### Record set:
§

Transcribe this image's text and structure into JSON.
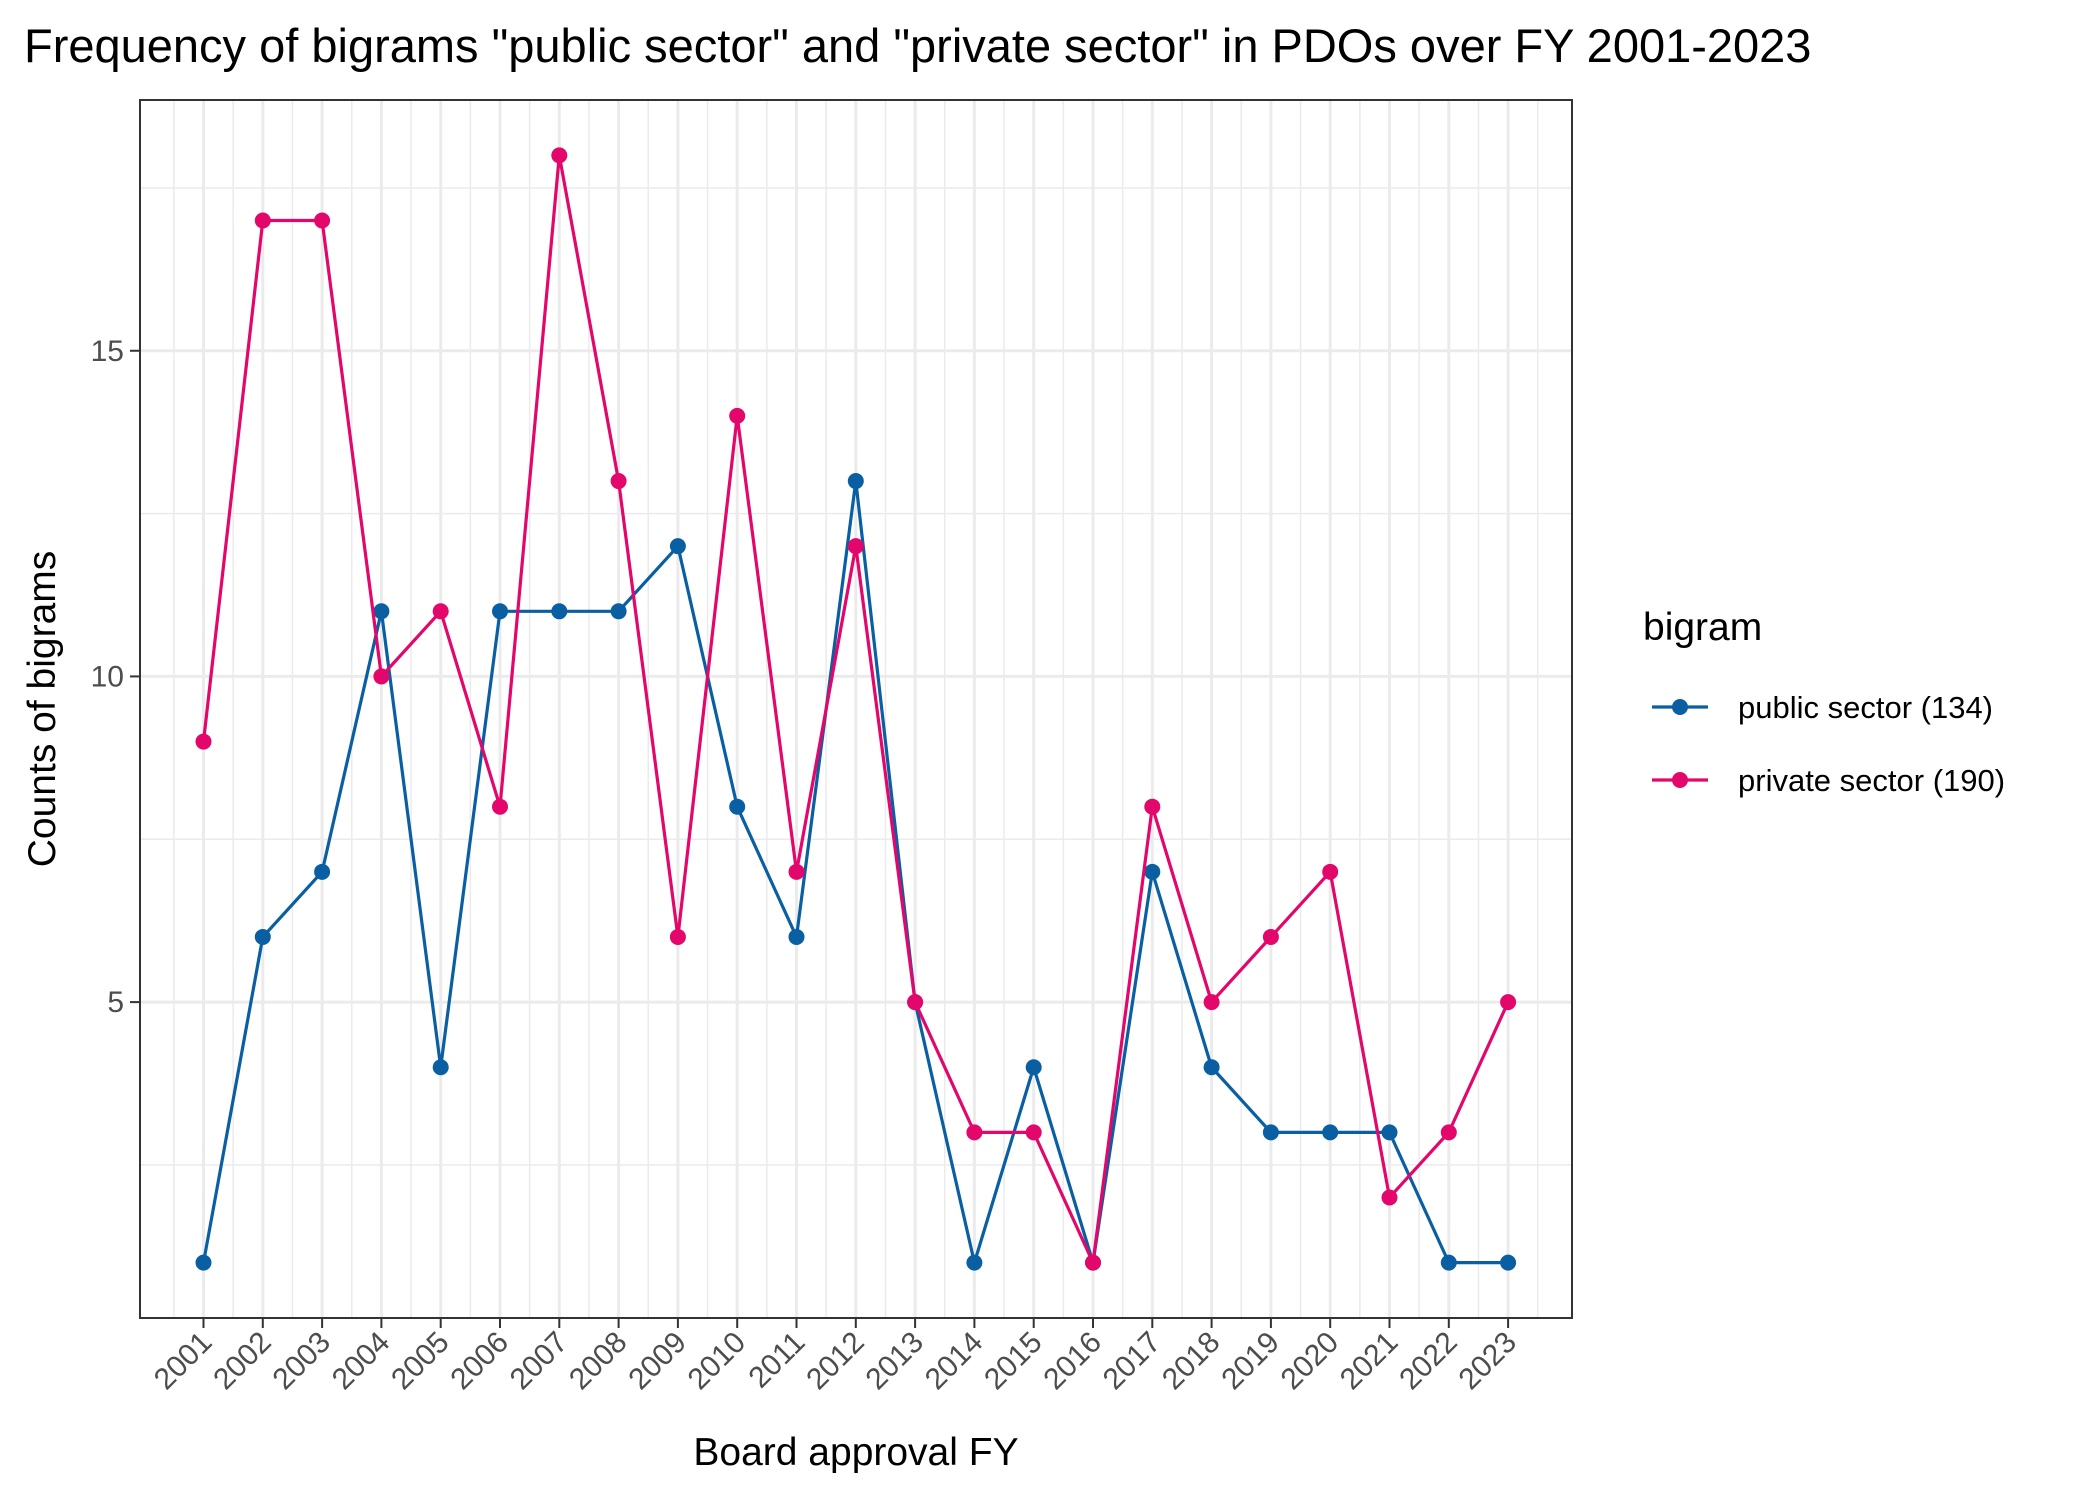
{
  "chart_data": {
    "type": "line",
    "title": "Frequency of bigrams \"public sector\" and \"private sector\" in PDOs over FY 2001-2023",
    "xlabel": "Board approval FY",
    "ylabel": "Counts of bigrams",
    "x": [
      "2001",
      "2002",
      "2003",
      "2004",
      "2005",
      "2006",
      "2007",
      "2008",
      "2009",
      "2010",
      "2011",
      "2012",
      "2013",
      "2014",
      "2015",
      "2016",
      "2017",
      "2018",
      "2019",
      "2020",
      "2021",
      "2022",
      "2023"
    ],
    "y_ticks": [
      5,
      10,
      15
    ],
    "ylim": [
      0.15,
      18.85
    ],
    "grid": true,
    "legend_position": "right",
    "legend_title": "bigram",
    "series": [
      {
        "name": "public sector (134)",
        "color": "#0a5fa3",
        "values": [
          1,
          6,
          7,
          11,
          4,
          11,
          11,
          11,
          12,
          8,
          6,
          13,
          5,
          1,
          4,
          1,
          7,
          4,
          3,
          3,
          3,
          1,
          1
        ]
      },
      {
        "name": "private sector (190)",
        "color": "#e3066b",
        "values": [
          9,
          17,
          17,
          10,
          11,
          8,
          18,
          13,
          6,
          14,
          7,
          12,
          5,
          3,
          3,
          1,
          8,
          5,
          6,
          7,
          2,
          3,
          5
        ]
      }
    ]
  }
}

§

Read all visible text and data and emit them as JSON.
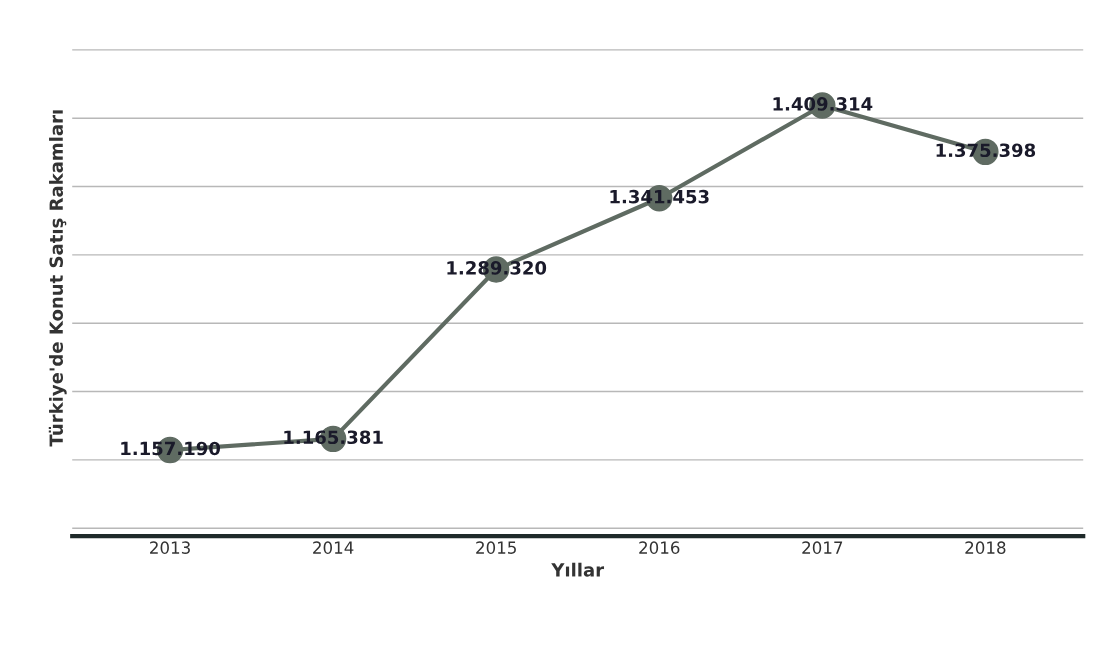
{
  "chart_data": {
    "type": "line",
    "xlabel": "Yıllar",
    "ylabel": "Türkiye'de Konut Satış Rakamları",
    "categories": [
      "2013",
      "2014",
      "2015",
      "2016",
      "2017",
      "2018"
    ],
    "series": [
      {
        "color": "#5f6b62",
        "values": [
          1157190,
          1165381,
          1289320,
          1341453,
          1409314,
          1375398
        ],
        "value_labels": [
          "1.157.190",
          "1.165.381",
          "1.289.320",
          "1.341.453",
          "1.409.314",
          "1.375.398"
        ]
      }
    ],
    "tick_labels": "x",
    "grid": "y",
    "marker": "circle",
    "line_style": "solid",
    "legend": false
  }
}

§

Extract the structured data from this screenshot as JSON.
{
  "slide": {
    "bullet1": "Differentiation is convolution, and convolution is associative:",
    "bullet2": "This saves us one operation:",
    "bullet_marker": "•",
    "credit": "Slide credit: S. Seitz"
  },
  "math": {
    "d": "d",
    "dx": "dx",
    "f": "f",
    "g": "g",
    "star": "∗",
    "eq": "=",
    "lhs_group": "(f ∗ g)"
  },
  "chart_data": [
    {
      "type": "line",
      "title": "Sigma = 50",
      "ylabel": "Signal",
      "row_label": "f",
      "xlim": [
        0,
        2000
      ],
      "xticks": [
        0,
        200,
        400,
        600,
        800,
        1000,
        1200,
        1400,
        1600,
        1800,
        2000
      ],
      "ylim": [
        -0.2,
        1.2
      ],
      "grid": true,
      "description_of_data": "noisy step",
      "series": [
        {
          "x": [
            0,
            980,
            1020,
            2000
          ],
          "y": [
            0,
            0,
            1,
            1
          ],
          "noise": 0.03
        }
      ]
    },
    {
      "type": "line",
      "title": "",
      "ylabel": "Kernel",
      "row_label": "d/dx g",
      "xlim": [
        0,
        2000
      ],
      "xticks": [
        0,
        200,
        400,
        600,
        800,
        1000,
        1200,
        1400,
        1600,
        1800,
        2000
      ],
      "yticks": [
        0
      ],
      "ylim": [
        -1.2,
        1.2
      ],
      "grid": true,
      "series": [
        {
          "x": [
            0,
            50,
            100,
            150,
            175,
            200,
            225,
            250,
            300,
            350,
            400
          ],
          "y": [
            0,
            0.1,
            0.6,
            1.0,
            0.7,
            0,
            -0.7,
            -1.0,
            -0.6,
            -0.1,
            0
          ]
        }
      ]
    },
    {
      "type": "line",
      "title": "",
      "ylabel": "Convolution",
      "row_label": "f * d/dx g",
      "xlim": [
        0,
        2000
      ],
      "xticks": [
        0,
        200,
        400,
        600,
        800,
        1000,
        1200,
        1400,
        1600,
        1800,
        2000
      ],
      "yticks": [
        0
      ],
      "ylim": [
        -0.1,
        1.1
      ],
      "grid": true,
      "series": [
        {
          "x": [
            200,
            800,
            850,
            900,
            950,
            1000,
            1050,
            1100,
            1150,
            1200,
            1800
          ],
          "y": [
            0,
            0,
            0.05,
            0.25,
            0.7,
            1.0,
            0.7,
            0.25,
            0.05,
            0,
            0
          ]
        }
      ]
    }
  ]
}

§

### Goal:
Look over the listing. Pull out every line with the string "public" in it.

### Completed exercise:
    "title": "Frequency of bigrams \"public sector\" and \"private sector\" in PDOs over FY 2001-2023",
        "name": "public sector (134)",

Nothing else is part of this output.